● **Supplied data**

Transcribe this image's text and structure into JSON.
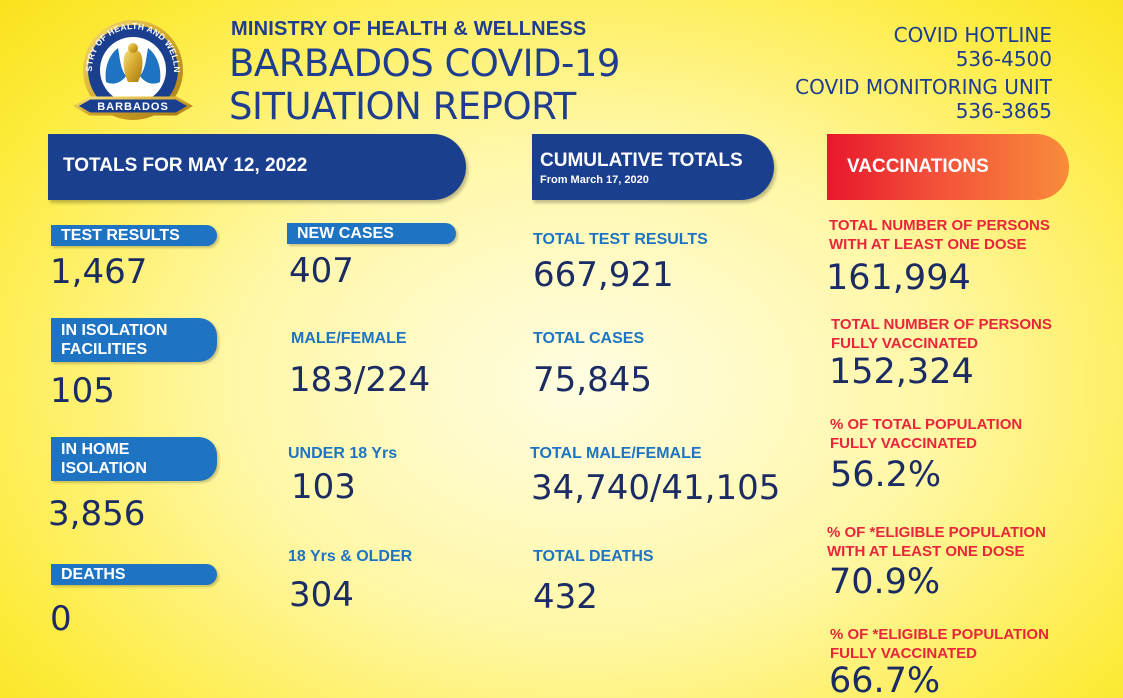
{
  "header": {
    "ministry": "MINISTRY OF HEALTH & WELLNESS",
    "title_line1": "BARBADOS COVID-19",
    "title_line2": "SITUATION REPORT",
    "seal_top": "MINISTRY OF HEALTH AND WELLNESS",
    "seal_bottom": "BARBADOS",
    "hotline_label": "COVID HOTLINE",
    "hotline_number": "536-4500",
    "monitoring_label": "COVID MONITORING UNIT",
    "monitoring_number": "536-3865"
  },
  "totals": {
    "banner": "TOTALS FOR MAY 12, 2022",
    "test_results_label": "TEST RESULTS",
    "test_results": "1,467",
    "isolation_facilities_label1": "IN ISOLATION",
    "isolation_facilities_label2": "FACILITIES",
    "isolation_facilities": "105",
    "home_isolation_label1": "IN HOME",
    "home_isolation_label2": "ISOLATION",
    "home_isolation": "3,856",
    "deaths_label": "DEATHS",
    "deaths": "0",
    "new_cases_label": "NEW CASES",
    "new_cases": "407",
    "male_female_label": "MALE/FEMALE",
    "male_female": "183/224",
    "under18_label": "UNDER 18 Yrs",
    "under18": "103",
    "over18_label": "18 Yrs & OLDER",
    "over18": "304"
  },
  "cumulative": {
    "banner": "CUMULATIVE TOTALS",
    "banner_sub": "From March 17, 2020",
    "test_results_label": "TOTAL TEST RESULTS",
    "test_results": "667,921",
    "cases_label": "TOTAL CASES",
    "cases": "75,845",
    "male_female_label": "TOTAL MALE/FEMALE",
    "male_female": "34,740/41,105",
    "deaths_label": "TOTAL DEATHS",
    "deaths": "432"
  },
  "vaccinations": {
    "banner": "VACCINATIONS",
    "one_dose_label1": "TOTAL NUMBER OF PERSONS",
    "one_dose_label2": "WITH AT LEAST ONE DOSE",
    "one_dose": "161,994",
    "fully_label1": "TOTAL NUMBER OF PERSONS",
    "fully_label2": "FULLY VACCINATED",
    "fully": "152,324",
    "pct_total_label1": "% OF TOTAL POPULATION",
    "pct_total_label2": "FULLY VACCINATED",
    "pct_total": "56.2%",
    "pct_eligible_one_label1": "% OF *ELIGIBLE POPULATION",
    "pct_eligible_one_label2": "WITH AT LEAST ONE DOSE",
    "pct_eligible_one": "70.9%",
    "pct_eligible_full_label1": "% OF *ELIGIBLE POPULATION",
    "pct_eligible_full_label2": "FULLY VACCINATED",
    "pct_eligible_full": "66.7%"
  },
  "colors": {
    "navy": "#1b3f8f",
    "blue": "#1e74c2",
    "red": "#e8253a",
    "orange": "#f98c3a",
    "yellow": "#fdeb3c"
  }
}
...
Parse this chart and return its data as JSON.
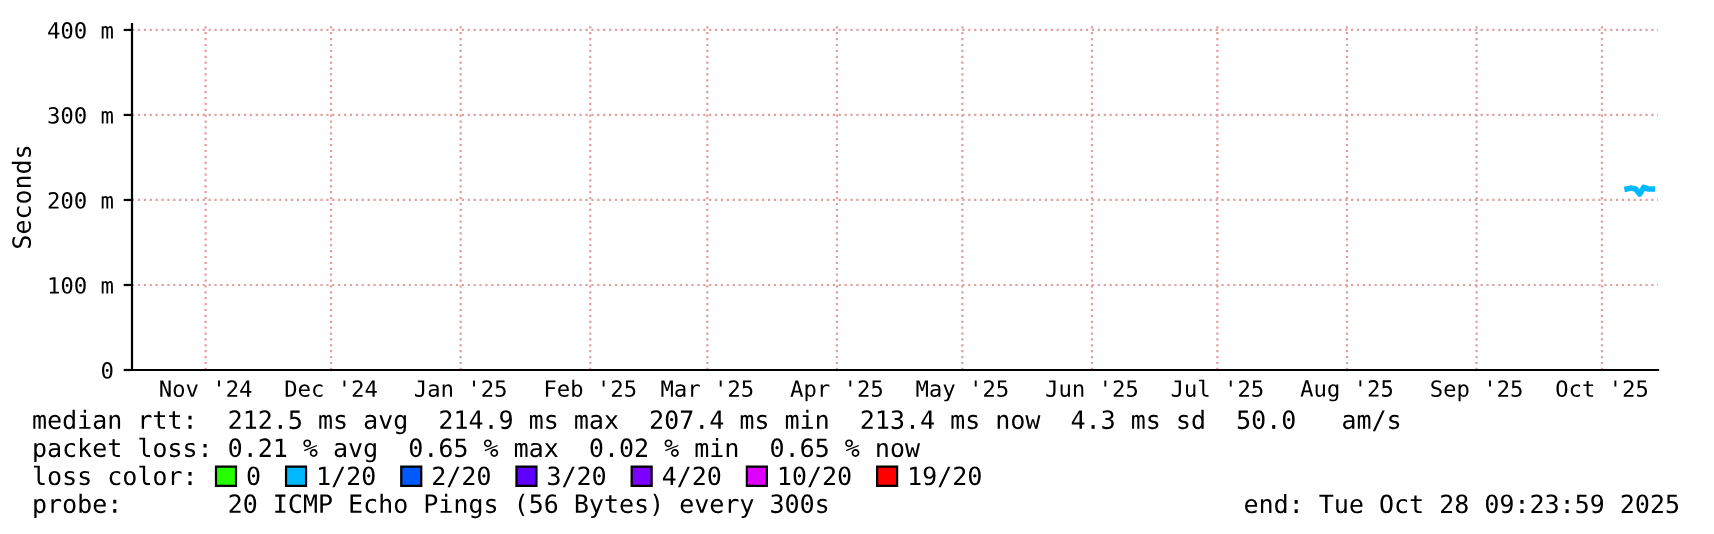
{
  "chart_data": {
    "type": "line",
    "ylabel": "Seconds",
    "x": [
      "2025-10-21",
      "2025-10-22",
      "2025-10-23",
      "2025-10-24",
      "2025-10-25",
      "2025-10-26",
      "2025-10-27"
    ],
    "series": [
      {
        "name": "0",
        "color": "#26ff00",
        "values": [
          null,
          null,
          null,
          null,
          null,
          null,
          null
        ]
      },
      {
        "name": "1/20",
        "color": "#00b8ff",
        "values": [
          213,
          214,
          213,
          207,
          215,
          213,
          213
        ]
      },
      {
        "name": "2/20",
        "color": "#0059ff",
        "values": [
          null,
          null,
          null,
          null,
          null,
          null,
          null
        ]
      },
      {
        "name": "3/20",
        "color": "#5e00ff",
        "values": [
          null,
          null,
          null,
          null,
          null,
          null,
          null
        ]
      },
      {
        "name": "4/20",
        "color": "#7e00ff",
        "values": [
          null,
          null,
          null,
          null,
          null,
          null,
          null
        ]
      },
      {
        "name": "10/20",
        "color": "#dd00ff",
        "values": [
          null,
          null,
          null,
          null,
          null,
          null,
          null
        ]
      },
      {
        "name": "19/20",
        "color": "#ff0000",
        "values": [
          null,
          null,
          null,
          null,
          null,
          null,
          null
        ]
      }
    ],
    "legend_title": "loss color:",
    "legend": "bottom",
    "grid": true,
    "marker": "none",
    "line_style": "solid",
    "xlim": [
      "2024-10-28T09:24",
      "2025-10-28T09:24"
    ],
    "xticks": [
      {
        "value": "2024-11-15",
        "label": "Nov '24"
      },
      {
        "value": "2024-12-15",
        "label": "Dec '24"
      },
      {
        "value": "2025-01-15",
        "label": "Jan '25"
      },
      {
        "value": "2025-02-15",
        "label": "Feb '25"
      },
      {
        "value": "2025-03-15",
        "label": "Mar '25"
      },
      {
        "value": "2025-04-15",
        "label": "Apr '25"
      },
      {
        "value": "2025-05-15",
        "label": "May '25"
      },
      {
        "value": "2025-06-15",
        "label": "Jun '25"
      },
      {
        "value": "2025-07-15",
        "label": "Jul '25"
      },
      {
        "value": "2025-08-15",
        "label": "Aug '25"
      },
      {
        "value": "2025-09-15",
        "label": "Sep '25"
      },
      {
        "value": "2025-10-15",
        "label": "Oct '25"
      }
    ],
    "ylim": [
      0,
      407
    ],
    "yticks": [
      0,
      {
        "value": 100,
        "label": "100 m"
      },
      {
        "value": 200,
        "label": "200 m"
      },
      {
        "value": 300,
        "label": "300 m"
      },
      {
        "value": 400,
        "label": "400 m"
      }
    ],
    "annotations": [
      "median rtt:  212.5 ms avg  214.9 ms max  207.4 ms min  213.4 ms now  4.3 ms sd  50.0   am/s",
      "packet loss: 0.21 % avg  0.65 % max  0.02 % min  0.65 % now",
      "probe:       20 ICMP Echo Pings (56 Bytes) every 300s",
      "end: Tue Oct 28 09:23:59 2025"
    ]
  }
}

● **Your instructions**
In the entries above, count each line that holds "COVID". Give the total and nothing else.

● **Response below**
3